(Figure record extracts)
start

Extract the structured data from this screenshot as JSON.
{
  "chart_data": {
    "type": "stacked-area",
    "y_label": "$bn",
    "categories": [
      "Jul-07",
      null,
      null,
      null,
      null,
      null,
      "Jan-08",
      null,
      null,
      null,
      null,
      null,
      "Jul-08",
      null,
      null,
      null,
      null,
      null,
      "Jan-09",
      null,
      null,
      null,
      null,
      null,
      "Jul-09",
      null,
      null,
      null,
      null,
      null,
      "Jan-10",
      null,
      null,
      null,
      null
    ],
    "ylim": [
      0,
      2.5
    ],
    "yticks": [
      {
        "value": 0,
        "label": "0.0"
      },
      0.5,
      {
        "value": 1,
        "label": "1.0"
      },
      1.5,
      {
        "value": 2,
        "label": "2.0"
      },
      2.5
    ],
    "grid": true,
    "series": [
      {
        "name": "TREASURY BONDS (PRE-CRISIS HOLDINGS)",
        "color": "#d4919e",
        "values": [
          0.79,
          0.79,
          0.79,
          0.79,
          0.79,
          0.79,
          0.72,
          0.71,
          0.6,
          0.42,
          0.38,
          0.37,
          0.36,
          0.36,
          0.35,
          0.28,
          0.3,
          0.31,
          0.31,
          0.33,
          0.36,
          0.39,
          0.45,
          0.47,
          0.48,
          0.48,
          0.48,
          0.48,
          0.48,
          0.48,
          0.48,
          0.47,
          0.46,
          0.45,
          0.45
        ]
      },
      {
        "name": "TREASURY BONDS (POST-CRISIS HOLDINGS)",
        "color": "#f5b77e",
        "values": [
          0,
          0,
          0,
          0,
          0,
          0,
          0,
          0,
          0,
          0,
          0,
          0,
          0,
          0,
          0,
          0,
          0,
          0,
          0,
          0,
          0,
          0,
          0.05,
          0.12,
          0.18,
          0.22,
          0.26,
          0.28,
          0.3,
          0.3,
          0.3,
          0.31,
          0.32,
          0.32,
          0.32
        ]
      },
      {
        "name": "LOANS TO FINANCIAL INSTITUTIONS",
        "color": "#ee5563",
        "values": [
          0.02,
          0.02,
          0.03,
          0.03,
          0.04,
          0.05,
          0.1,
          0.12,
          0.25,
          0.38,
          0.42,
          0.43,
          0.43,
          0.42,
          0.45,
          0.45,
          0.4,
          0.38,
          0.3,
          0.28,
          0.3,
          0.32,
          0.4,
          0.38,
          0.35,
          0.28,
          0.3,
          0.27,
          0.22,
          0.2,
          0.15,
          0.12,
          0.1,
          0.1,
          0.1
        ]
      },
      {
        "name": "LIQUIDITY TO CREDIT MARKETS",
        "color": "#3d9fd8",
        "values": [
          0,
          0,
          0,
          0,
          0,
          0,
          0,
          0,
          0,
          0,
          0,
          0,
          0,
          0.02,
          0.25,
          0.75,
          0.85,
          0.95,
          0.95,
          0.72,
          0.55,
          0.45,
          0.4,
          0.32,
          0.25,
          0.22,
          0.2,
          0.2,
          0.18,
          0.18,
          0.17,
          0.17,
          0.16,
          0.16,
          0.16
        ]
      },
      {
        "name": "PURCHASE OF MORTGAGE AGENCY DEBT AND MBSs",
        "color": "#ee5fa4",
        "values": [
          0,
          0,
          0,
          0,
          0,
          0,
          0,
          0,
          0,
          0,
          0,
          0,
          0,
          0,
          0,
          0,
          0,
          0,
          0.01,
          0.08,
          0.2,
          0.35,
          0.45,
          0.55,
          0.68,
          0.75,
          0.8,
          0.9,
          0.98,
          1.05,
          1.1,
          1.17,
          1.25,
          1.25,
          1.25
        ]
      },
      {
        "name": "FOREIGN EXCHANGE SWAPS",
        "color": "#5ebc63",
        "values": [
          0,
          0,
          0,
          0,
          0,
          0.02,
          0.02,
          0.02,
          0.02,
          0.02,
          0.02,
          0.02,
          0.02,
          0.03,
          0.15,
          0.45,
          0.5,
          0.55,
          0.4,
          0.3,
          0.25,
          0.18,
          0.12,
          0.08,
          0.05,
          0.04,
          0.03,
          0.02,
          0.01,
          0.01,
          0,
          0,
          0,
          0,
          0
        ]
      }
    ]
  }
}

end

Where a line in the entries holds "name", copy that line.

        "name": "TREASURY BONDS (PRE-CRISIS HOLDINGS)",
        "name": "TREASURY BONDS (POST-CRISIS HOLDINGS)",
        "name": "LOANS TO FINANCIAL INSTITUTIONS",
        "name": "LIQUIDITY TO CREDIT MARKETS",
        "name": "PURCHASE OF MORTGAGE AGENCY DEBT AND MBSs",
        "name": "FOREIGN EXCHANGE SWAPS",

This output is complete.